_PROBLEM_.
From the entries below, extract every line that includes the word "RACHS".

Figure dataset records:
##############################

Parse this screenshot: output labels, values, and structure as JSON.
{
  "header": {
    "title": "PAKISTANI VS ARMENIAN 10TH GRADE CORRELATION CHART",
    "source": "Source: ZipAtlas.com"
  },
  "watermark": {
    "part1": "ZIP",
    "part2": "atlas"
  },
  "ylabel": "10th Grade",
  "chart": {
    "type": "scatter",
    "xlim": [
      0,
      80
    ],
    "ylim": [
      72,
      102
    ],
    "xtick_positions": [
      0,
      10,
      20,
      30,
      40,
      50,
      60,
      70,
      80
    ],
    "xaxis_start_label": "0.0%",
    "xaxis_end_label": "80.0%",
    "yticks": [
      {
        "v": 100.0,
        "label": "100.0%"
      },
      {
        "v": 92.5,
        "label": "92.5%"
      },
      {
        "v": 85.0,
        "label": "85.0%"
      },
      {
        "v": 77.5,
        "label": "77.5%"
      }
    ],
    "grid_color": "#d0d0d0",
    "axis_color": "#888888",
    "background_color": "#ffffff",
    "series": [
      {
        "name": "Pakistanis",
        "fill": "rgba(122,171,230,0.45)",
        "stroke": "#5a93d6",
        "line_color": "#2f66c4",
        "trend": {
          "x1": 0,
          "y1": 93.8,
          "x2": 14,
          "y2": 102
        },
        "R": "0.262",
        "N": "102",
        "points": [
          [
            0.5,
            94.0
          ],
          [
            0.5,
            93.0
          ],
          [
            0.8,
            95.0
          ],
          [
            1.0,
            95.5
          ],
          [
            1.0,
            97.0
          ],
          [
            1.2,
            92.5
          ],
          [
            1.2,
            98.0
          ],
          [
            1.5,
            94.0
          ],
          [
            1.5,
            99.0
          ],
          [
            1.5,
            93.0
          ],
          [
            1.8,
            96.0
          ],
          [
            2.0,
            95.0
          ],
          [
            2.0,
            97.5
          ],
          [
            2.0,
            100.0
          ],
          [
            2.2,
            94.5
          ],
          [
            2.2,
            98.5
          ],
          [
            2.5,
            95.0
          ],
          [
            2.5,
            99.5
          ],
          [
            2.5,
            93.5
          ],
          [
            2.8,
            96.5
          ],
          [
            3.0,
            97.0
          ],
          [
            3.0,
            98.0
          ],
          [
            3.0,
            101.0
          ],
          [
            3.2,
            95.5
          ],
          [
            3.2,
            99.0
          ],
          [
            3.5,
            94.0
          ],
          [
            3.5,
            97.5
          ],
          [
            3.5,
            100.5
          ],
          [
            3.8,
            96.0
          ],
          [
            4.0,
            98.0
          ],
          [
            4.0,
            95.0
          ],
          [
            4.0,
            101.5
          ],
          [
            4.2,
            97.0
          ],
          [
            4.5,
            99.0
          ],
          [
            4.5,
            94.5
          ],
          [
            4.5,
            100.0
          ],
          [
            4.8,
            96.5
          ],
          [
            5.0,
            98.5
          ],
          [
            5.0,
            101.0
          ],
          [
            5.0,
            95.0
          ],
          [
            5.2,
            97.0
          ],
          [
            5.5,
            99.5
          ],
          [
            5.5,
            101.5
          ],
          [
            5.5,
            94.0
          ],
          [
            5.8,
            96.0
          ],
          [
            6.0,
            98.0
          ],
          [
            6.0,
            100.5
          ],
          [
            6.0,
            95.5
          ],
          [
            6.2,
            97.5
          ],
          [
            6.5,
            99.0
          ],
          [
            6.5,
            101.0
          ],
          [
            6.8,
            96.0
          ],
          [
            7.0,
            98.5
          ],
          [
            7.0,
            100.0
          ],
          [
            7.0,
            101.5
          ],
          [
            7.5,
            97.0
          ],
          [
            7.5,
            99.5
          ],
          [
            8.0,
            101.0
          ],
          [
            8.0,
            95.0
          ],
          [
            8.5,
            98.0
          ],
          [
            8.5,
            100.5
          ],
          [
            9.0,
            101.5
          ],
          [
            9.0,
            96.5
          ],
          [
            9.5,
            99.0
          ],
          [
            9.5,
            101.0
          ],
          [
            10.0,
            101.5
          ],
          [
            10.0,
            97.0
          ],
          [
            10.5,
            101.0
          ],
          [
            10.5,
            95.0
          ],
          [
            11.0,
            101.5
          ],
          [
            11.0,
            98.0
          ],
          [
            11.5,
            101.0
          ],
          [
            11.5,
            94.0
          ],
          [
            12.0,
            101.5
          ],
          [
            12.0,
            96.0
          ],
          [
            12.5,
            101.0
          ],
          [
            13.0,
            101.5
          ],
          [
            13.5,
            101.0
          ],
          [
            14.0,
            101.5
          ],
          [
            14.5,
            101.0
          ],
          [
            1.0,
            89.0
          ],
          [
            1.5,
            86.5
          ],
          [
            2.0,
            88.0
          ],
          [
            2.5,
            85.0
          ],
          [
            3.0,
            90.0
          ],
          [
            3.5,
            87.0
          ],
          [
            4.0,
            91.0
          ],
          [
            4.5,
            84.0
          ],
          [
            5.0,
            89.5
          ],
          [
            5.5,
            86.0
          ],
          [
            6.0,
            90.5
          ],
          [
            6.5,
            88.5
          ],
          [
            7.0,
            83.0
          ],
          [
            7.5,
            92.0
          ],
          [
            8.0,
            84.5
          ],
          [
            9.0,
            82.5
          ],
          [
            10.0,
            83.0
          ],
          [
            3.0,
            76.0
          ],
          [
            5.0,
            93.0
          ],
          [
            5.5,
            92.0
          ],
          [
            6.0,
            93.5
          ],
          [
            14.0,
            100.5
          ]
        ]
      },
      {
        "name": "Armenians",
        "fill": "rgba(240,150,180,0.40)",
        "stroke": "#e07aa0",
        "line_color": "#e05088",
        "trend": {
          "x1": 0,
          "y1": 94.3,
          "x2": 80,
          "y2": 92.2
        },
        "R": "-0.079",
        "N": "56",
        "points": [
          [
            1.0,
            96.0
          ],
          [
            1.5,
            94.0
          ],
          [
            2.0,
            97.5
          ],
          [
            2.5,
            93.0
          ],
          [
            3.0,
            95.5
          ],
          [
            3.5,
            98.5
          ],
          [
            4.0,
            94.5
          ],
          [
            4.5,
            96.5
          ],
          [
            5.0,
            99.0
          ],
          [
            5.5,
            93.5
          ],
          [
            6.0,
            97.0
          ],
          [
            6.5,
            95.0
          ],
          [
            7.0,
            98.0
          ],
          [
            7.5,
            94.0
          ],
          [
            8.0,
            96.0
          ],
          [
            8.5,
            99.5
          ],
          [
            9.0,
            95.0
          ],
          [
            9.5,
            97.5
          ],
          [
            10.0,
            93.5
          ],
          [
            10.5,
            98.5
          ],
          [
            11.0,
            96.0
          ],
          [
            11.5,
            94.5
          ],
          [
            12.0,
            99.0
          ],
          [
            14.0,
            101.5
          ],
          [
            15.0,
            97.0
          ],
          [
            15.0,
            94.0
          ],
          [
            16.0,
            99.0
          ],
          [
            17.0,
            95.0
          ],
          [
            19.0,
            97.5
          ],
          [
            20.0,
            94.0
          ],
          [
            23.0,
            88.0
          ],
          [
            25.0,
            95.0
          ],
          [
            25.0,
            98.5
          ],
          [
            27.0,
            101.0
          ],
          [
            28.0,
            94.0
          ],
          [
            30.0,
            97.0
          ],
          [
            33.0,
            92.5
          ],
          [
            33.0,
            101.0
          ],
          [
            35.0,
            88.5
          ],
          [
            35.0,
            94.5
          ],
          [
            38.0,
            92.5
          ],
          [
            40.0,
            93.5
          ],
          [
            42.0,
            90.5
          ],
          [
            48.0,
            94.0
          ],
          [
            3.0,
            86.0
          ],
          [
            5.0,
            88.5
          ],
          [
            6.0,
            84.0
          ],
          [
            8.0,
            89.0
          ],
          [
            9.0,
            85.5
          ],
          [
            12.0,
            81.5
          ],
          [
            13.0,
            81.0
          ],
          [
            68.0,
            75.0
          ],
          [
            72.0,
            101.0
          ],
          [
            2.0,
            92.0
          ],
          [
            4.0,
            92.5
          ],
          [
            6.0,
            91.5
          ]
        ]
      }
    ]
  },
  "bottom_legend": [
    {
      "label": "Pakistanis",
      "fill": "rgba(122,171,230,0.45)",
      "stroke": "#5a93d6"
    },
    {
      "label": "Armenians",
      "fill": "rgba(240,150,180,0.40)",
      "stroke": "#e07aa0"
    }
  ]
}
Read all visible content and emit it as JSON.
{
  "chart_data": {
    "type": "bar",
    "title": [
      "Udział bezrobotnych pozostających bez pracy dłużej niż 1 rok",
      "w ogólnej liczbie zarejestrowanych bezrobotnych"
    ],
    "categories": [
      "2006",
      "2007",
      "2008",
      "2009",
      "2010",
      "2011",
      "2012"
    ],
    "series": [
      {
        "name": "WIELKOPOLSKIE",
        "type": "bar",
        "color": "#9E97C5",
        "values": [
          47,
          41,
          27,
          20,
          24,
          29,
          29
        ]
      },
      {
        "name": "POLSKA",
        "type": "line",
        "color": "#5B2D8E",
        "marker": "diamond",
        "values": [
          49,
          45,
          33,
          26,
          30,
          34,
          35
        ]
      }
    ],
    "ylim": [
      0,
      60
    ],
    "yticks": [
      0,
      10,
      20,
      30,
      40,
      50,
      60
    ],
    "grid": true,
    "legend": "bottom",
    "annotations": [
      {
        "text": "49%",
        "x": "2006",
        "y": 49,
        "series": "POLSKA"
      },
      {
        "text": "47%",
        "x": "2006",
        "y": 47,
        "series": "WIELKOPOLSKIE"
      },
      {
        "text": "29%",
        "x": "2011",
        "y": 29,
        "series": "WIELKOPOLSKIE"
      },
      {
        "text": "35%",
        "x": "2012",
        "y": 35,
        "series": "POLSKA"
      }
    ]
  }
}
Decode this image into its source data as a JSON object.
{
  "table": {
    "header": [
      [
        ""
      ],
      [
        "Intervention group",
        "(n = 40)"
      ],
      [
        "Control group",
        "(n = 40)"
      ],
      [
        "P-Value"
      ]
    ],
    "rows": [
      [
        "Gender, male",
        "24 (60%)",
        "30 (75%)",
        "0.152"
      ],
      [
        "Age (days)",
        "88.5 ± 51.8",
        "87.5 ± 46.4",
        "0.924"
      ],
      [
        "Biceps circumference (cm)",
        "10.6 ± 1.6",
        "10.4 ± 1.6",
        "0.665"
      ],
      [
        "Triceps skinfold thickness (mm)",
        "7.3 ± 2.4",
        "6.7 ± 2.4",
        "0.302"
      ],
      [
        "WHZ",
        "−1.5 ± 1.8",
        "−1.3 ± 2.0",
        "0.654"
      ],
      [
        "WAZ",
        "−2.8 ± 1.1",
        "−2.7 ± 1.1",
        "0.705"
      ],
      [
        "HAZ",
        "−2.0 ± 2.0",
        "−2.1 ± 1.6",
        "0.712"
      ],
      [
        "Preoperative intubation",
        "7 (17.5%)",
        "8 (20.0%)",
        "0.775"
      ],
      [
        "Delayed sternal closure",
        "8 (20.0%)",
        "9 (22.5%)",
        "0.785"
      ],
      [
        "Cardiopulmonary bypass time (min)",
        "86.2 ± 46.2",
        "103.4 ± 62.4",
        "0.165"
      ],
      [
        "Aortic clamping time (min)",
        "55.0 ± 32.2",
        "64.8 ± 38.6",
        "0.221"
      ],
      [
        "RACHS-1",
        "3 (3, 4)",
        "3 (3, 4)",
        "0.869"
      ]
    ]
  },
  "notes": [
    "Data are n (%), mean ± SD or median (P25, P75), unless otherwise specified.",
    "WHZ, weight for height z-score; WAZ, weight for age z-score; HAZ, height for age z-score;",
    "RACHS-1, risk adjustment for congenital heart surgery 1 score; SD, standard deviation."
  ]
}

##############################

_SOLUTION_.
        "RACHS-1",
    "RACHS-1, risk adjustment for congenital heart surgery 1 score; SD, standard deviation."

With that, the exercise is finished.